Quote every line as written. Omit pictures.

Entries taken from a collection:
=-=-=-=-=

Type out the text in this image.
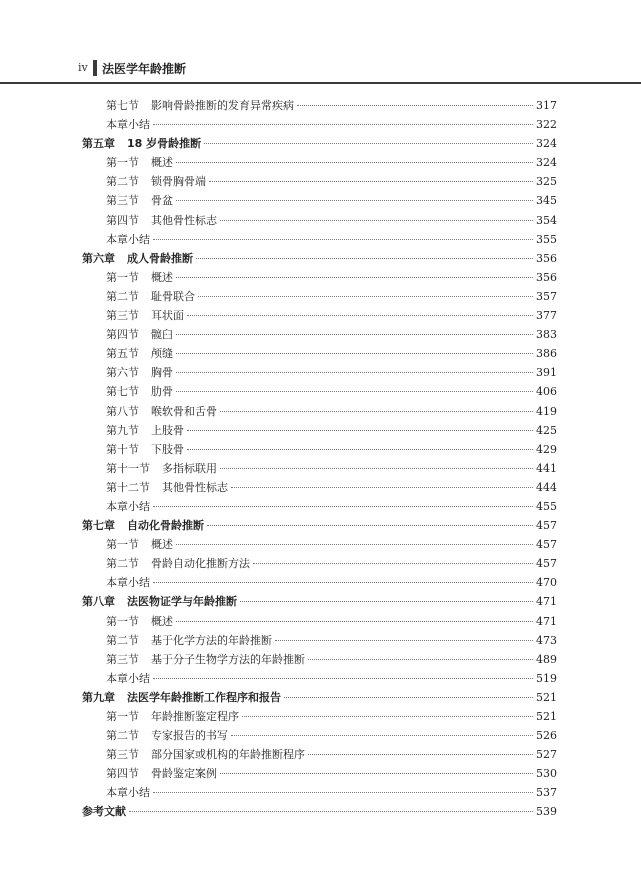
iv 法医学年龄推断
第七节 影响骨龄推断的发育异常疾病	317
本章小结	322
第五章 18 岁骨龄推断	324
第一节 概述	324
第二节 锁骨胸骨端	325
第三节 骨盆	345
第四节 其他骨性标志	354
本章小结	355
第六章 成人骨龄推断	356
第一节 概述	356
第二节 耻骨联合	357
第三节 耳状面	377
第四节 髋臼	383
第五节 颅缝	386
第六节 胸骨	391
第七节 肋骨	406
第八节 喉软骨和舌骨	419
第九节 上肢骨	425
第十节 下肢骨	429
第十一节 多指标联用	441
第十二节 其他骨性标志	444
本章小结	455
第七章 自动化骨龄推断	457
第一节 概述	457
第二节 骨龄自动化推断方法	457
本章小结	470
第八章 法医物证学与年龄推断	471
第一节 概述	471
第二节 基于化学方法的年龄推断	473
第三节 基于分子生物学方法的年龄推断	489
本章小结	519
第九章 法医学年龄推断工作程序和报告	521
第一节 年龄推断鉴定程序	521
第二节 专家报告的书写	526
第三节 部分国家或机构的年龄推断程序	527
第四节 骨龄鉴定案例	530
本章小结	537
参考文献	539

=-=-=-=-=

» **Output for this task**
Type out the text in this image.
iv 法医学年龄推断
第七节 影响骨龄推断的发育异常疾病	317
本章小结	322
第五章 18 岁骨龄推断	324
第一节 概述	324
第二节 锁骨胸骨端	325
第三节 骨盆	345
第四节 其他骨性标志	354
本章小结	355
第六章 成人骨龄推断	356
第一节 概述	356
第二节 耻骨联合	357
第三节 耳状面	377
第四节 髋臼	383
第五节 颅缝	386
第六节 胸骨	391
第七节 肋骨	406
第八节 喉软骨和舌骨	419
第九节 上肢骨	425
第十节 下肢骨	429
第十一节 多指标联用	441
第十二节 其他骨性标志	444
本章小结	455
第七章 自动化骨龄推断	457
第一节 概述	457
第二节 骨龄自动化推断方法	457
本章小结	470
第八章 法医物证学与年龄推断	471
第一节 概述	471
第二节 基于化学方法的年龄推断	473
第三节 基于分子生物学方法的年龄推断	489
本章小结	519
第九章 法医学年龄推断工作程序和报告	521
第一节 年龄推断鉴定程序	521
第二节 专家报告的书写	526
第三节 部分国家或机构的年龄推断程序	527
第四节 骨龄鉴定案例	530
本章小结	537
参考文献	539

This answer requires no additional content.